TASK GOAL:
Write out the full set of records exactly. Any pictures in them do not belong in the copy.

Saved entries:

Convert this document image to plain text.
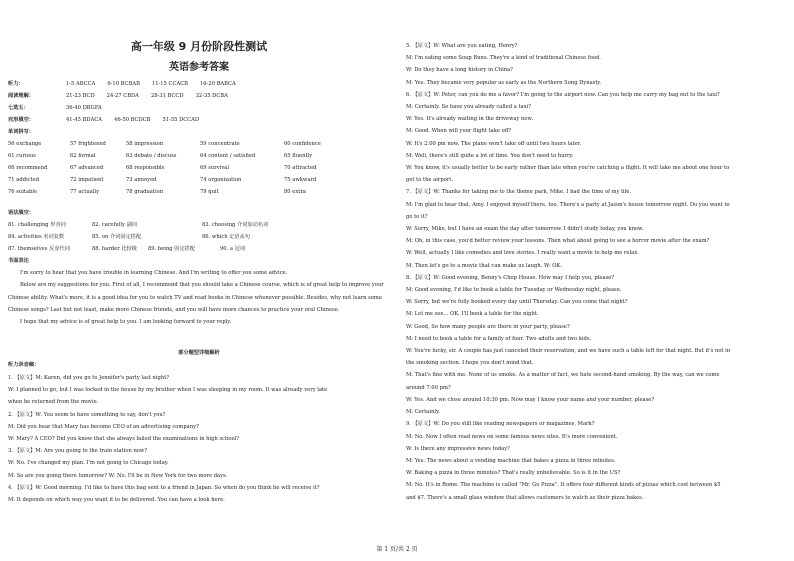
高一年级 9 月份阶段性测试
英语参考答案
听力：	1-5 ABCCA 6-10 BCBAB 11-15 CCACB 16-20 BABCA
阅读理解：	21-23 BCD 24-27 CBDA 28-31 BCCD 32-35 DCBA
七选五：	36-40 DBGFA
完形填空：	41-45 BDACA 46-50 BCDCB 51-55 DCCAD
单词拼写：
56 exchange	57 frightened	58 impression	59 concentrate	60 confidence
61 curious	62 formal	63 debate / discuss	64 content / satisfied	65 fluently
66 recommend	67 advanced	68 responsible	69 survival	70 attracted
71 addicted	72 impatient	73 annoyed	74 organization	75 awkward
76 suitable	77 actually	78 graduation	79 quit	80 extra
语法填空：
81. challenging 形容词	82. carefully 副词	83. choosing 介词加动名词
84. activities 名词复数	85. on 介词固定搭配	86. which 定语从句
87. themselves 反身代词	88. harder 比较级 89. being 固定搭配	90. a 冠词
书面表达

I'm sorry to hear that you have trouble in learning Chinese. And I'm writing to offer you some advice.

Below are my suggestions for you. First of all, I recommend that you should take a Chinese course, which is of great help to improve your Chinese ability. What's more, it is a good idea for you to watch TV and read books in Chinese whenever possible. Besides, why not learn some Chinese songs? Last but not least, make more Chinese friends, and you will have more chances to practice your oral Chinese.

I hope that my advice is of great help to you. I am looking forward to your reply.

部分题型详细解析
听力录音稿：
1. 【原文】M: Karen, did you go to Jennifer's party last night?
W: I planned to go, but I was locked in the house by my brother when I was sleeping in my room. It was already very late
when he returned from the movie.
2. 【原文】W: You seem to have something to say, don't you?
M: Did you hear that Mary has become CEO of an advertising company?
W: Mary? A CEO? Did you know that she always failed the examinations in high school?
3. 【原文】M: Are you going to the train station now?
W: No. I've changed my plan. I'm not going to Chicago today.
M: So are you going there tomorrow? W: No. I'll be in New York for two more days.
4. 【原文】W: Good morning. I'd like to have this bag sent to a friend in Japan. So when do you think he will receive it?
M: It depends on which way you want it to be delivered. You can have a look here.
5. 【原文】W: What are you eating, Henry?
M: I'm eating some Soup Buns. They're a kind of traditional Chinese food.
W: Do they have a long history in China?
M: Yes. They became very popular as early as the Northern Song Dynasty.
6. 【原文】W: Peter, can you do me a favor? I'm going to the airport now. Can you help me carry my bag out to the taxi?
M: Certainly. So have you already called a taxi?
W: Yes. It's already waiting in the driveway now.
M: Good. When will your flight take off?
W: It's 2:00 pm now. The plane won't take off until two hours later.
M: Well, there's still quite a lot of time. You don't need to hurry.
W: You know, it's usually better to be early rather than late when you're catching a flight. It will take me about one hour to
get to the airport.
7. 【原文】W: Thanks for taking me to the theme park, Mike. I had the time of my life.
M: I'm glad to hear that, Amy. I enjoyed myself there, too. There's a party at Jason's house tomorrow night. Do you want to
go to it?
W: Sorry, Mike, but I have an exam the day after tomorrow. I didn't study today, you know.
M: Oh, in this case, you'd better review your lessons. Then what about going to see a horror movie after the exam?
W: Well, actually I like comedies and love stories. I really want a movie to help me relax.
M: Then let's go to a movie that can make us laugh. W: OK.
8. 【原文】W: Good evening, Benny's Chop House. How may I help you, please?
M: Good evening, I'd like to book a table for Tuesday or Wednesday night, please.
W: Sorry, but we're fully booked every day until Thursday. Can you come that night?
M: Let me see... OK, I'll book a table for the night.
W: Good, So how many people are there in your party, please?
M: I need to book a table for a family of four. Two adults and two kids.
W: You're lucky, sir. A couple has just canceled their reservation, and we have such a table left for that night. But it's not in
the smoking section. I hope you don't mind that.
M: That's fine with me. None of us smoke. As a matter of fact, we hate second-hand smoking. By the way, can we come
around 7:00 pm?
W: Yes. And we close around 10:30 pm. Now may I know your name and your number, please?
M: Certainly.
9. 【原文】W: Do you still like reading newspapers or magazines, Mark?
M: No. Now I often read news on some famous news sites. It's more convenient.
W: Is there any impressive news today?
M: Yes. The news about a vending machine that bakes a pizza in three minutes.
W: Baking a pizza in three minutes? That's really unbelievable. So is it in the US?
M: No. It's in Rome. The machine is called "Mr. Go Pizza". It offers four different kinds of pizzas which cost between $5
and $7. There's a small glass window that allows customers to watch as their pizza bakes.
第 1 页/共 2 页
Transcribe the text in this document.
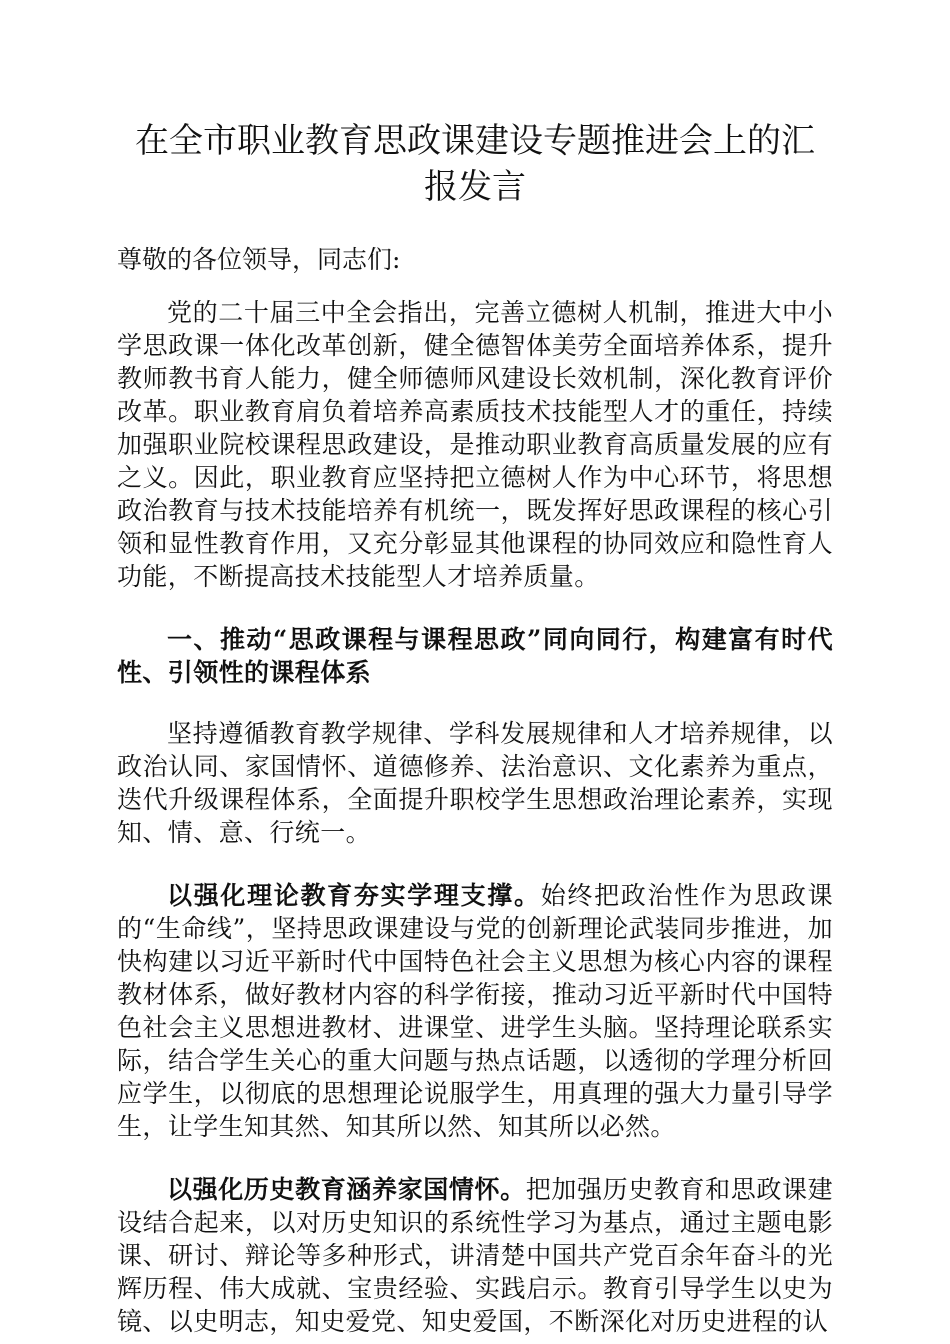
在全市职业教育思政课建设专题推进会上的汇
报发言

尊敬的各位领导，同志们:

党的二十届三中全会指出，完善立德树人机制，推进大中小学思政课一体化改革创新，健全德智体美劳全面培养体系，提升教师教书育人能力，健全师德师风建设长效机制，深化教育评价改革。职业教育肩负着培养高素质技术技能型人才的重任，持续加强职业院校课程思政建设，是推动职业教育高质量发展的应有之义。因此，职业教育应坚持把立德树人作为中心环节，将思想政治教育与技术技能培养有机统一，既发挥好思政课程的核心引领和显性教育作用，又充分彰显其他课程的协同效应和隐性育人功能，不断提高技术技能型人才培养质量。

一、推动“思政课程与课程思政”同向同行，构建富有时代性、引领性的课程体系

坚持遵循教育教学规律、学科发展规律和人才培养规律，以政治认同、家国情怀、道德修养、法治意识、文化素养为重点，迭代升级课程体系，全面提升职校学生思想政治理论素养，实现知、情、意、行统一。

以强化理论教育夯实学理支撑。始终把政治性作为思政课的“生命线”，坚持思政课建设与党的创新理论武装同步推进，加快构建以习近平新时代中国特色社会主义思想为核心内容的课程教材体系，做好教材内容的科学衔接，推动习近平新时代中国特色社会主义思想进教材、进课堂、进学生头脑。坚持理论联系实际，结合学生关心的重大问题与热点话题，以透彻的学理分析回应学生，以彻底的思想理论说服学生，用真理的强大力量引导学生，让学生知其然、知其所以然、知其所以必然。

以强化历史教育涵养家国情怀。把加强历史教育和思政课建设结合起来，以对历史知识的系统性学习为基点，通过主题电影课、研讨、辩论等多种形式，讲清楚中国共产党百余年奋斗的光辉历程、伟大成就、宝贵经验、实践启示。教育引导学生以史为镜、以史明志，知史爱党、知史爱国，不断深化对历史进程的认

FULL RESPONSE:
Convert this document image to plain text.
高一年级 9 月份阶段性测试
英语参考答案
听力：	1-5 ABCCA 6-10 BCBAB 11-15 CCACB 16-20 BABCA
阅读理解：	21-23 BCD 24-27 CBDA 28-31 BCCD 32-35 DCBA
七选五：	36-40 DBGFA
完形填空：	41-45 BDACA 46-50 BCDCB 51-55 DCCAD
单词拼写：
56 exchange	57 frightened	58 impression	59 concentrate	60 confidence
61 curious	62 formal	63 debate / discuss	64 content / satisfied	65 fluently
66 recommend	67 advanced	68 responsible	69 survival	70 attracted
71 addicted	72 impatient	73 annoyed	74 organization	75 awkward
76 suitable	77 actually	78 graduation	79 quit	80 extra
语法填空：
81. challenging 形容词	82. carefully 副词	83. choosing 介词加动名词
84. activities 名词复数	85. on 介词固定搭配	86. which 定语从句
87. themselves 反身代词	88. harder 比较级 89. being 固定搭配	90. a 冠词
书面表达

I'm sorry to hear that you have trouble in learning Chinese. And I'm writing to offer you some advice.

Below are my suggestions for you. First of all, I recommend that you should take a Chinese course, which is of great help to improve your Chinese ability. What's more, it is a good idea for you to watch TV and read books in Chinese whenever possible. Besides, why not learn some Chinese songs? Last but not least, make more Chinese friends, and you will have more chances to practice your oral Chinese.

I hope that my advice is of great help to you. I am looking forward to your reply.

部分题型详细解析
听力录音稿：
1. 【原文】M: Karen, did you go to Jennifer's party last night?
W: I planned to go, but I was locked in the house by my brother when I was sleeping in my room. It was already very late
when he returned from the movie.
2. 【原文】W: You seem to have something to say, don't you?
M: Did you hear that Mary has become CEO of an advertising company?
W: Mary? A CEO? Did you know that she always failed the examinations in high school?
3. 【原文】M: Are you going to the train station now?
W: No. I've changed my plan. I'm not going to Chicago today.
M: So are you going there tomorrow? W: No. I'll be in New York for two more days.
4. 【原文】W: Good morning. I'd like to have this bag sent to a friend in Japan. So when do you think he will receive it?
M: It depends on which way you want it to be delivered. You can have a look here.
5. 【原文】W: What are you eating, Henry?
M: I'm eating some Soup Buns. They're a kind of traditional Chinese food.
W: Do they have a long history in China?
M: Yes. They became very popular as early as the Northern Song Dynasty.
6. 【原文】W: Peter, can you do me a favor? I'm going to the airport now. Can you help me carry my bag out to the taxi?
M: Certainly. So have you already called a taxi?
W: Yes. It's already waiting in the driveway now.
M: Good. When will your flight take off?
W: It's 2:00 pm now. The plane won't take off until two hours later.
M: Well, there's still quite a lot of time. You don't need to hurry.
W: You know, it's usually better to be early rather than late when you're catching a flight. It will take me about one hour to
get to the airport.
7. 【原文】W: Thanks for taking me to the theme park, Mike. I had the time of my life.
M: I'm glad to hear that, Amy. I enjoyed myself there, too. There's a party at Jason's house tomorrow night. Do you want to
go to it?
W: Sorry, Mike, but I have an exam the day after tomorrow. I didn't study today, you know.
M: Oh, in this case, you'd better review your lessons. Then what about going to see a horror movie after the exam?
W: Well, actually I like comedies and love stories. I really want a movie to help me relax.
M: Then let's go to a movie that can make us laugh. W: OK.
8. 【原文】W: Good evening, Benny's Chop House. How may I help you, please?
M: Good evening, I'd like to book a table for Tuesday or Wednesday night, please.
W: Sorry, but we're fully booked every day until Thursday. Can you come that night?
M: Let me see... OK, I'll book a table for the night.
W: Good, So how many people are there in your party, please?
M: I need to book a table for a family of four. Two adults and two kids.
W: You're lucky, sir. A couple has just canceled their reservation, and we have such a table left for that night. But it's not in
the smoking section. I hope you don't mind that.
M: That's fine with me. None of us smoke. As a matter of fact, we hate second-hand smoking. By the way, can we come
around 7:00 pm?
W: Yes. And we close around 10:30 pm. Now may I know your name and your number, please?
M: Certainly.
9. 【原文】W: Do you still like reading newspapers or magazines, Mark?
M: No. Now I often read news on some famous news sites. It's more convenient.
W: Is there any impressive news today?
M: Yes. The news about a vending machine that bakes a pizza in three minutes.
W: Baking a pizza in three minutes? That's really unbelievable. So is it in the US?
M: No. It's in Rome. The machine is called "Mr. Go Pizza". It offers four different kinds of pizzas which cost between $5
and $7. There's a small glass window that allows customers to watch as their pizza bakes.
第 1 页/共 2 页
Transcribe the text in this document.
在全市职业教育思政课建设专题推进会上的汇
报发言

尊敬的各位领导，同志们:

党的二十届三中全会指出，完善立德树人机制，推进大中小学思政课一体化改革创新，健全德智体美劳全面培养体系，提升教师教书育人能力，健全师德师风建设长效机制，深化教育评价改革。职业教育肩负着培养高素质技术技能型人才的重任，持续加强职业院校课程思政建设，是推动职业教育高质量发展的应有之义。因此，职业教育应坚持把立德树人作为中心环节，将思想政治教育与技术技能培养有机统一，既发挥好思政课程的核心引领和显性教育作用，又充分彰显其他课程的协同效应和隐性育人功能，不断提高技术技能型人才培养质量。

一、推动“思政课程与课程思政”同向同行，构建富有时代性、引领性的课程体系

坚持遵循教育教学规律、学科发展规律和人才培养规律，以政治认同、家国情怀、道德修养、法治意识、文化素养为重点，迭代升级课程体系，全面提升职校学生思想政治理论素养，实现知、情、意、行统一。

以强化理论教育夯实学理支撑。始终把政治性作为思政课的“生命线”，坚持思政课建设与党的创新理论武装同步推进，加快构建以习近平新时代中国特色社会主义思想为核心内容的课程教材体系，做好教材内容的科学衔接，推动习近平新时代中国特色社会主义思想进教材、进课堂、进学生头脑。坚持理论联系实际，结合学生关心的重大问题与热点话题，以透彻的学理分析回应学生，以彻底的思想理论说服学生，用真理的强大力量引导学生，让学生知其然、知其所以然、知其所以必然。

以强化历史教育涵养家国情怀。把加强历史教育和思政课建设结合起来，以对历史知识的系统性学习为基点，通过主题电影课、研讨、辩论等多种形式，讲清楚中国共产党百余年奋斗的光辉历程、伟大成就、宝贵经验、实践启示。教育引导学生以史为镜、以史明志，知史爱党、知史爱国，不断深化对历史进程的认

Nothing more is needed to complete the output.